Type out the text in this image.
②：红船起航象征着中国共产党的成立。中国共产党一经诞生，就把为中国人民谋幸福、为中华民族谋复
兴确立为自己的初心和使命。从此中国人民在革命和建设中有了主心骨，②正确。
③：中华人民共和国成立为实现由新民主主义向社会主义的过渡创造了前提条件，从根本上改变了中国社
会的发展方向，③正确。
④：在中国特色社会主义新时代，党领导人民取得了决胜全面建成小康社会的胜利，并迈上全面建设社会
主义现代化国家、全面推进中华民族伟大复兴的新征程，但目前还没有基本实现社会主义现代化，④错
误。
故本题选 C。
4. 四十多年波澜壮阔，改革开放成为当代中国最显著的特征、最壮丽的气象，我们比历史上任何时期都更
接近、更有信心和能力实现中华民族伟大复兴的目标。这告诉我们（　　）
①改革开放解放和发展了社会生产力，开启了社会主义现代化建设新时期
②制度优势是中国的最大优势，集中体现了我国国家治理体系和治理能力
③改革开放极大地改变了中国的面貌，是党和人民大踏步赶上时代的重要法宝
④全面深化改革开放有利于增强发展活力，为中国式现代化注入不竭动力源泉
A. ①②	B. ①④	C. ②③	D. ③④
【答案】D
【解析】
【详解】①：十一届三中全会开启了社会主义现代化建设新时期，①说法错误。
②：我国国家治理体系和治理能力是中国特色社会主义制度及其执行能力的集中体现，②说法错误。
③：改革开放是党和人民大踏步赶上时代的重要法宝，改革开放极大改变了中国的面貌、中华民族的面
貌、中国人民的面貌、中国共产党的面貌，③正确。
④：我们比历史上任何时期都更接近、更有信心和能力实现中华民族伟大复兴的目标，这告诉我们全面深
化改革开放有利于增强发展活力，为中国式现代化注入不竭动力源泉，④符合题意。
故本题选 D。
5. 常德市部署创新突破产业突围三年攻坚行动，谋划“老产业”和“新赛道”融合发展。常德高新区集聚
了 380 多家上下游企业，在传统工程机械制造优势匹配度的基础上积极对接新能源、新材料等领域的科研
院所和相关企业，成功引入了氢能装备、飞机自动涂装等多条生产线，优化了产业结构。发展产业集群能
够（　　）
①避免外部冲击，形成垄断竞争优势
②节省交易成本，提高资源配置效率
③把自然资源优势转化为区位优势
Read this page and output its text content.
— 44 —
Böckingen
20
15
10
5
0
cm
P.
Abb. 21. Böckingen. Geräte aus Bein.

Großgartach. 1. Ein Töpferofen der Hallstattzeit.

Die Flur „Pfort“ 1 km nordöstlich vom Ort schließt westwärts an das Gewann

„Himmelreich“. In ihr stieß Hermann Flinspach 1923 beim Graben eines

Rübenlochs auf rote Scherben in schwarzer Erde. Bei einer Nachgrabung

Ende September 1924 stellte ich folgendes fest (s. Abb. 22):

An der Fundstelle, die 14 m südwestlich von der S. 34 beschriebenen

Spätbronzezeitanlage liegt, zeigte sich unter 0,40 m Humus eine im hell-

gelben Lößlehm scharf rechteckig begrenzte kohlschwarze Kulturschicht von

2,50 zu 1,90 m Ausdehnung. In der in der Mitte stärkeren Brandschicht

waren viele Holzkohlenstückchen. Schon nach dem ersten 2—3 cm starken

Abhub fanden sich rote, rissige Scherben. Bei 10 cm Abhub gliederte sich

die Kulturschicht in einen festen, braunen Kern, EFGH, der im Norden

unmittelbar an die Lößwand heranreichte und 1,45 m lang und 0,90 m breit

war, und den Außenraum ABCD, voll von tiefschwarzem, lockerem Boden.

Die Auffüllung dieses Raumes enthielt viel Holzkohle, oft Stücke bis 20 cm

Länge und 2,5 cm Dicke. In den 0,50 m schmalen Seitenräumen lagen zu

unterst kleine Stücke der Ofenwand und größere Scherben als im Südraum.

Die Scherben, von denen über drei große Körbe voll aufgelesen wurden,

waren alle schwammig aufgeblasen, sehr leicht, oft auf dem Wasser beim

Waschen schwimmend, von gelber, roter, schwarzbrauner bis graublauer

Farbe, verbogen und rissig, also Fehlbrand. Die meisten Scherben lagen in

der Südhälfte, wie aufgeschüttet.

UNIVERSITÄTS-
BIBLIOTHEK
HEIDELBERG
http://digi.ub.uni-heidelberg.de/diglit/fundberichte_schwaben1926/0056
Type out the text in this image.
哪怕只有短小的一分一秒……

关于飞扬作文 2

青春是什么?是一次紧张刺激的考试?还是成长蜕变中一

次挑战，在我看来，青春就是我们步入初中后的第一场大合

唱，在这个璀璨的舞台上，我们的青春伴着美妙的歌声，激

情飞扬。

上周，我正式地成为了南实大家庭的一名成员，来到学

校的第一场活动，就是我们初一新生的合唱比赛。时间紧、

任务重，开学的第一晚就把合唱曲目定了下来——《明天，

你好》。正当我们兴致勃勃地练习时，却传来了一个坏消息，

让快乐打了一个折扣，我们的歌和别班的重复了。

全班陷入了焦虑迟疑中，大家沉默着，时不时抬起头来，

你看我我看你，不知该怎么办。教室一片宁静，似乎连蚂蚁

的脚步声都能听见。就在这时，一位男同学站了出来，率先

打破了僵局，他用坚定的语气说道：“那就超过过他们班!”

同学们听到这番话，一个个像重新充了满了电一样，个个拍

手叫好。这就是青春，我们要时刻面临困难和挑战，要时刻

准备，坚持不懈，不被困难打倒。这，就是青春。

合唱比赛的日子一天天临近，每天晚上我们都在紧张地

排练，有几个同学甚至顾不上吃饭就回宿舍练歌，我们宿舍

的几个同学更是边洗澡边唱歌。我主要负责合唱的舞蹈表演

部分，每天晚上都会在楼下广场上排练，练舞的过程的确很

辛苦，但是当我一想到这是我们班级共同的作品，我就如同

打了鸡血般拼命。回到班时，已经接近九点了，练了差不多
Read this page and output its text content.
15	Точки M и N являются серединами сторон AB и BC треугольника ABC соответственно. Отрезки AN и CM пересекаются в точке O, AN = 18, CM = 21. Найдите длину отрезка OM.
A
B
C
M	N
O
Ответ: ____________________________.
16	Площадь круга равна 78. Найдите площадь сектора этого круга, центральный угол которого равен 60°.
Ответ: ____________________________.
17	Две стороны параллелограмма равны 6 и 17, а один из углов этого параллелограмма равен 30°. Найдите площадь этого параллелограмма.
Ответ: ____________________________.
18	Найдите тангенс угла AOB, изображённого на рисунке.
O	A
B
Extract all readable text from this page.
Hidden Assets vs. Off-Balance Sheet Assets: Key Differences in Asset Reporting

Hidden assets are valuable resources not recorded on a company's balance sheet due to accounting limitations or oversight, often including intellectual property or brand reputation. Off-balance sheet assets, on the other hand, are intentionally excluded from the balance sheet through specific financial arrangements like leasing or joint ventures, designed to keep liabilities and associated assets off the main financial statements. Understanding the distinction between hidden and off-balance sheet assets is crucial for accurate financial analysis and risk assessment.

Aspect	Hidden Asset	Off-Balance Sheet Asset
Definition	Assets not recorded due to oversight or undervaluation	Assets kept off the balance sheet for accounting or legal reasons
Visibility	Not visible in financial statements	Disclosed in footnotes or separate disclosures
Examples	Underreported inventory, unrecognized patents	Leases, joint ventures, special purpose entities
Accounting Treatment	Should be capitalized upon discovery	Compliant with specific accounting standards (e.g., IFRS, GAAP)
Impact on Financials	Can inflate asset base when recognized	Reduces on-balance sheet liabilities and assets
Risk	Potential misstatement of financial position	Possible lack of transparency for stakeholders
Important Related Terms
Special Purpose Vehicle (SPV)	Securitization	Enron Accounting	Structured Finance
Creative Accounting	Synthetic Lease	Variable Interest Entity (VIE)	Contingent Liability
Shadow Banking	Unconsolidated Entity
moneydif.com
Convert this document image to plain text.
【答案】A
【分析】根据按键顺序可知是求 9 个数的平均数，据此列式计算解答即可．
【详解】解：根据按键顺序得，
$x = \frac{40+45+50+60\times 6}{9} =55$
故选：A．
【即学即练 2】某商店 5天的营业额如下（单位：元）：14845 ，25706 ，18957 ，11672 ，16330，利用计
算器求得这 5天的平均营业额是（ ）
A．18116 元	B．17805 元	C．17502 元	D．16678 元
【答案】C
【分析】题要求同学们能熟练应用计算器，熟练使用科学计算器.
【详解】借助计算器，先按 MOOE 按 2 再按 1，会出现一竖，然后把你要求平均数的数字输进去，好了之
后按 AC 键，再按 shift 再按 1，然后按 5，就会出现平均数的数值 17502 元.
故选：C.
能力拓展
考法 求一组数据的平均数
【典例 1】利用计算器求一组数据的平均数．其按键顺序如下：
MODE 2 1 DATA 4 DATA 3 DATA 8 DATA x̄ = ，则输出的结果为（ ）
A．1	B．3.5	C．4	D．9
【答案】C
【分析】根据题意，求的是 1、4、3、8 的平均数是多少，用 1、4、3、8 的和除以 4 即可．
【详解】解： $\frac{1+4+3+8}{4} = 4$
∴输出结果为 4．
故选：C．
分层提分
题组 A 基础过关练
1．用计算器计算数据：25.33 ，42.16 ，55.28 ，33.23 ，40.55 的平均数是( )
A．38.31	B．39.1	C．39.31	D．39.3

---

* [Exercise task] Begin with the line that contains "Convert this document image to plain text." and set down each line exactly until the records above end, including the final line.

* [Response to the task]
Convert this document image to plain text.
【答案】A
【分析】根据按键顺序可知是求 9 个数的平均数，据此列式计算解答即可．
【详解】解：根据按键顺序得，
$x = \frac{40+45+50+60\times 6}{9} =55$
故选：A．
【即学即练 2】某商店 5天的营业额如下（单位：元）：14845 ，25706 ，18957 ，11672 ，16330，利用计
算器求得这 5天的平均营业额是（ ）
A．18116 元	B．17805 元	C．17502 元	D．16678 元
【答案】C
【分析】题要求同学们能熟练应用计算器，熟练使用科学计算器.
【详解】借助计算器，先按 MOOE 按 2 再按 1，会出现一竖，然后把你要求平均数的数字输进去，好了之
后按 AC 键，再按 shift 再按 1，然后按 5，就会出现平均数的数值 17502 元.
故选：C.
能力拓展
考法 求一组数据的平均数
【典例 1】利用计算器求一组数据的平均数．其按键顺序如下：
MODE 2 1 DATA 4 DATA 3 DATA 8 DATA x̄ = ，则输出的结果为（ ）
A．1	B．3.5	C．4	D．9
【答案】C
【分析】根据题意，求的是 1、4、3、8 的平均数是多少，用 1、4、3、8 的和除以 4 即可．
【详解】解： $\frac{1+4+3+8}{4} = 4$
∴输出结果为 4．
故选：C．
分层提分
题组 A 基础过关练
1．用计算器计算数据：25.33 ，42.16 ，55.28 ，33.23 ，40.55 的平均数是( )
A．38.31	B．39.1	C．39.31	D．39.3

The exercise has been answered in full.